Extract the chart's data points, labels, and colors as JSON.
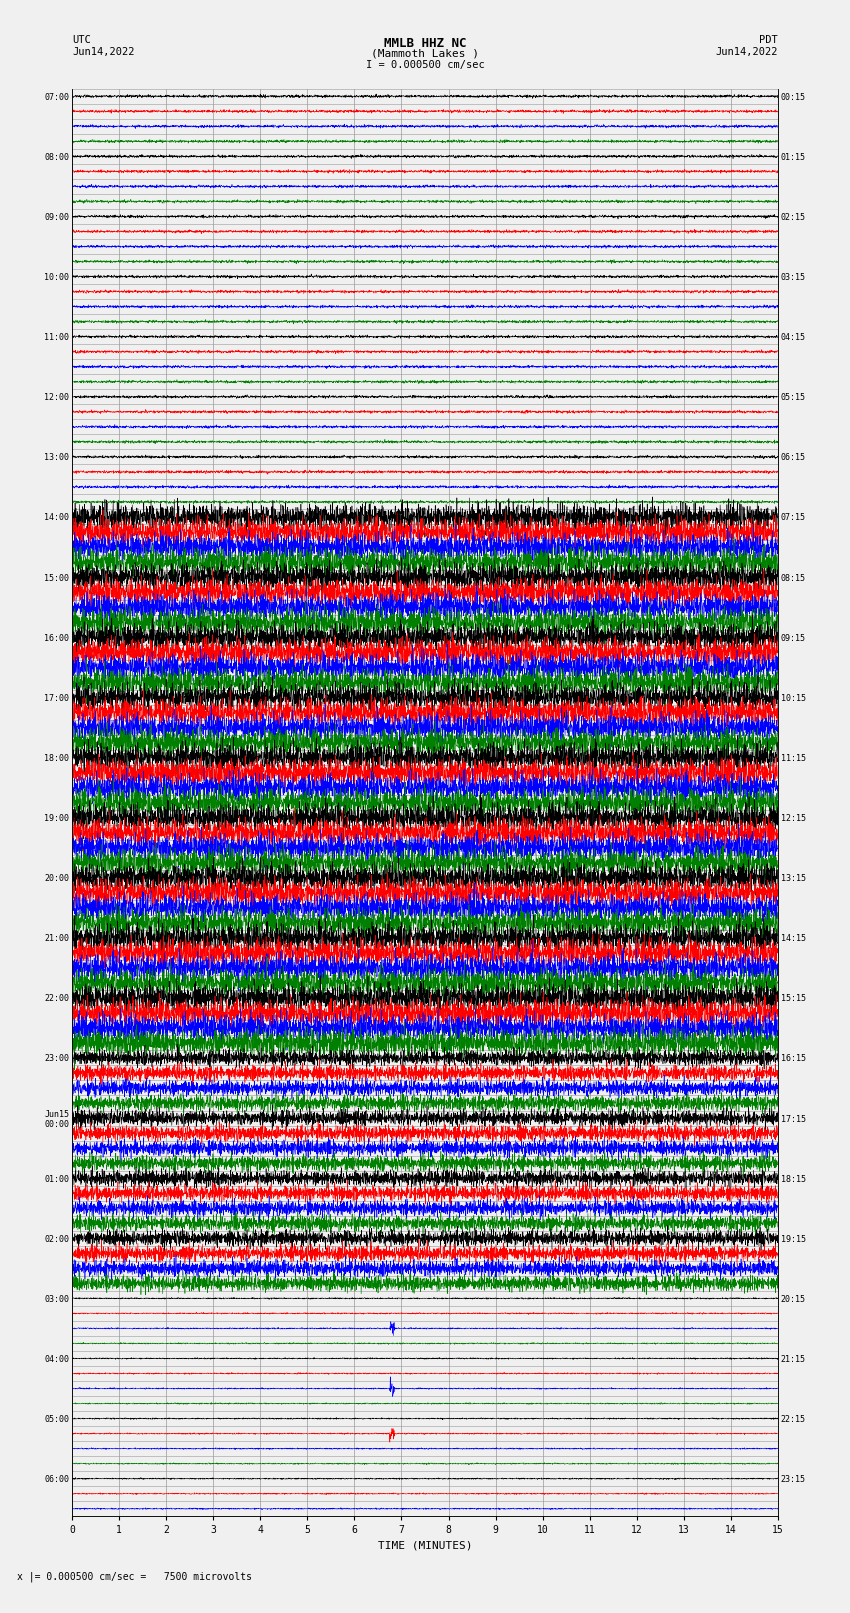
{
  "title_line1": "MMLB HHZ NC",
  "title_line2": "(Mammoth Lakes )",
  "title_line3": "I = 0.000500 cm/sec",
  "utc_header": "UTC",
  "utc_date": "Jun14,2022",
  "pdt_header": "PDT",
  "pdt_date": "Jun14,2022",
  "xlabel": "TIME (MINUTES)",
  "footer": "x |= 0.000500 cm/sec =   7500 microvolts",
  "utc_labels": [
    "07:00",
    "",
    "",
    "",
    "08:00",
    "",
    "",
    "",
    "09:00",
    "",
    "",
    "",
    "10:00",
    "",
    "",
    "",
    "11:00",
    "",
    "",
    "",
    "12:00",
    "",
    "",
    "",
    "13:00",
    "",
    "",
    "",
    "14:00",
    "",
    "",
    "",
    "15:00",
    "",
    "",
    "",
    "16:00",
    "",
    "",
    "",
    "17:00",
    "",
    "",
    "",
    "18:00",
    "",
    "",
    "",
    "19:00",
    "",
    "",
    "",
    "20:00",
    "",
    "",
    "",
    "21:00",
    "",
    "",
    "",
    "22:00",
    "",
    "",
    "",
    "23:00",
    "",
    "",
    "",
    "Jun15\n00:00",
    "",
    "",
    "",
    "01:00",
    "",
    "",
    "",
    "02:00",
    "",
    "",
    "",
    "03:00",
    "",
    "",
    "",
    "04:00",
    "",
    "",
    "",
    "05:00",
    "",
    "",
    "",
    "06:00",
    "",
    ""
  ],
  "pdt_labels": [
    "00:15",
    "",
    "",
    "",
    "01:15",
    "",
    "",
    "",
    "02:15",
    "",
    "",
    "",
    "03:15",
    "",
    "",
    "",
    "04:15",
    "",
    "",
    "",
    "05:15",
    "",
    "",
    "",
    "06:15",
    "",
    "",
    "",
    "07:15",
    "",
    "",
    "",
    "08:15",
    "",
    "",
    "",
    "09:15",
    "",
    "",
    "",
    "10:15",
    "",
    "",
    "",
    "11:15",
    "",
    "",
    "",
    "12:15",
    "",
    "",
    "",
    "13:15",
    "",
    "",
    "",
    "14:15",
    "",
    "",
    "",
    "15:15",
    "",
    "",
    "",
    "16:15",
    "",
    "",
    "",
    "17:15",
    "",
    "",
    "",
    "18:15",
    "",
    "",
    "",
    "19:15",
    "",
    "",
    "",
    "20:15",
    "",
    "",
    "",
    "21:15",
    "",
    "",
    "",
    "22:15",
    "",
    "",
    "",
    "23:15",
    "",
    ""
  ],
  "n_rows": 95,
  "n_pts": 3000,
  "colors_cycle": [
    "black",
    "red",
    "blue",
    "green"
  ],
  "bg_color": "#f0f0f0",
  "grid_color": "#999999",
  "text_color": "#000000",
  "amp_quiet": 0.08,
  "amp_medium": 0.25,
  "amp_active": 0.42,
  "active_rows": [
    28,
    29,
    30,
    31,
    32,
    33,
    34,
    35,
    36,
    37,
    38,
    39,
    40,
    41,
    42,
    43,
    44,
    45,
    46,
    47,
    48,
    49,
    50,
    51,
    52,
    53,
    54,
    55,
    56,
    57,
    58,
    59,
    60,
    61,
    62,
    63
  ],
  "medium_rows": [
    64,
    65,
    66,
    67,
    68,
    69,
    70,
    71,
    72,
    73,
    74,
    75,
    76,
    77,
    78,
    79
  ],
  "sparse_rows": [
    80,
    81,
    82,
    83,
    84,
    85,
    86,
    87,
    88,
    89,
    90,
    91,
    92,
    93,
    94
  ],
  "xticks": [
    0,
    1,
    2,
    3,
    4,
    5,
    6,
    7,
    8,
    9,
    10,
    11,
    12,
    13,
    14,
    15
  ]
}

......

Output the full set of records above without changing a word, and drop the images.

• _Task solution_
Extract the chart's data points, labels, and colors as JSON.
{
  "title_line1": "MMLB HHZ NC",
  "title_line2": "(Mammoth Lakes )",
  "title_line3": "I = 0.000500 cm/sec",
  "utc_header": "UTC",
  "utc_date": "Jun14,2022",
  "pdt_header": "PDT",
  "pdt_date": "Jun14,2022",
  "xlabel": "TIME (MINUTES)",
  "footer": "x |= 0.000500 cm/sec =   7500 microvolts",
  "utc_labels": [
    "07:00",
    "",
    "",
    "",
    "08:00",
    "",
    "",
    "",
    "09:00",
    "",
    "",
    "",
    "10:00",
    "",
    "",
    "",
    "11:00",
    "",
    "",
    "",
    "12:00",
    "",
    "",
    "",
    "13:00",
    "",
    "",
    "",
    "14:00",
    "",
    "",
    "",
    "15:00",
    "",
    "",
    "",
    "16:00",
    "",
    "",
    "",
    "17:00",
    "",
    "",
    "",
    "18:00",
    "",
    "",
    "",
    "19:00",
    "",
    "",
    "",
    "20:00",
    "",
    "",
    "",
    "21:00",
    "",
    "",
    "",
    "22:00",
    "",
    "",
    "",
    "23:00",
    "",
    "",
    "",
    "Jun15\n00:00",
    "",
    "",
    "",
    "01:00",
    "",
    "",
    "",
    "02:00",
    "",
    "",
    "",
    "03:00",
    "",
    "",
    "",
    "04:00",
    "",
    "",
    "",
    "05:00",
    "",
    "",
    "",
    "06:00",
    "",
    ""
  ],
  "pdt_labels": [
    "00:15",
    "",
    "",
    "",
    "01:15",
    "",
    "",
    "",
    "02:15",
    "",
    "",
    "",
    "03:15",
    "",
    "",
    "",
    "04:15",
    "",
    "",
    "",
    "05:15",
    "",
    "",
    "",
    "06:15",
    "",
    "",
    "",
    "07:15",
    "",
    "",
    "",
    "08:15",
    "",
    "",
    "",
    "09:15",
    "",
    "",
    "",
    "10:15",
    "",
    "",
    "",
    "11:15",
    "",
    "",
    "",
    "12:15",
    "",
    "",
    "",
    "13:15",
    "",
    "",
    "",
    "14:15",
    "",
    "",
    "",
    "15:15",
    "",
    "",
    "",
    "16:15",
    "",
    "",
    "",
    "17:15",
    "",
    "",
    "",
    "18:15",
    "",
    "",
    "",
    "19:15",
    "",
    "",
    "",
    "20:15",
    "",
    "",
    "",
    "21:15",
    "",
    "",
    "",
    "22:15",
    "",
    "",
    "",
    "23:15",
    "",
    ""
  ],
  "n_rows": 95,
  "n_pts": 3000,
  "colors_cycle": [
    "black",
    "red",
    "blue",
    "green"
  ],
  "bg_color": "#f0f0f0",
  "grid_color": "#999999",
  "text_color": "#000000",
  "amp_quiet": 0.08,
  "amp_medium": 0.25,
  "amp_active": 0.42,
  "active_rows": [
    28,
    29,
    30,
    31,
    32,
    33,
    34,
    35,
    36,
    37,
    38,
    39,
    40,
    41,
    42,
    43,
    44,
    45,
    46,
    47,
    48,
    49,
    50,
    51,
    52,
    53,
    54,
    55,
    56,
    57,
    58,
    59,
    60,
    61,
    62,
    63
  ],
  "medium_rows": [
    64,
    65,
    66,
    67,
    68,
    69,
    70,
    71,
    72,
    73,
    74,
    75,
    76,
    77,
    78,
    79
  ],
  "sparse_rows": [
    80,
    81,
    82,
    83,
    84,
    85,
    86,
    87,
    88,
    89,
    90,
    91,
    92,
    93,
    94
  ],
  "xticks": [
    0,
    1,
    2,
    3,
    4,
    5,
    6,
    7,
    8,
    9,
    10,
    11,
    12,
    13,
    14,
    15
  ]
}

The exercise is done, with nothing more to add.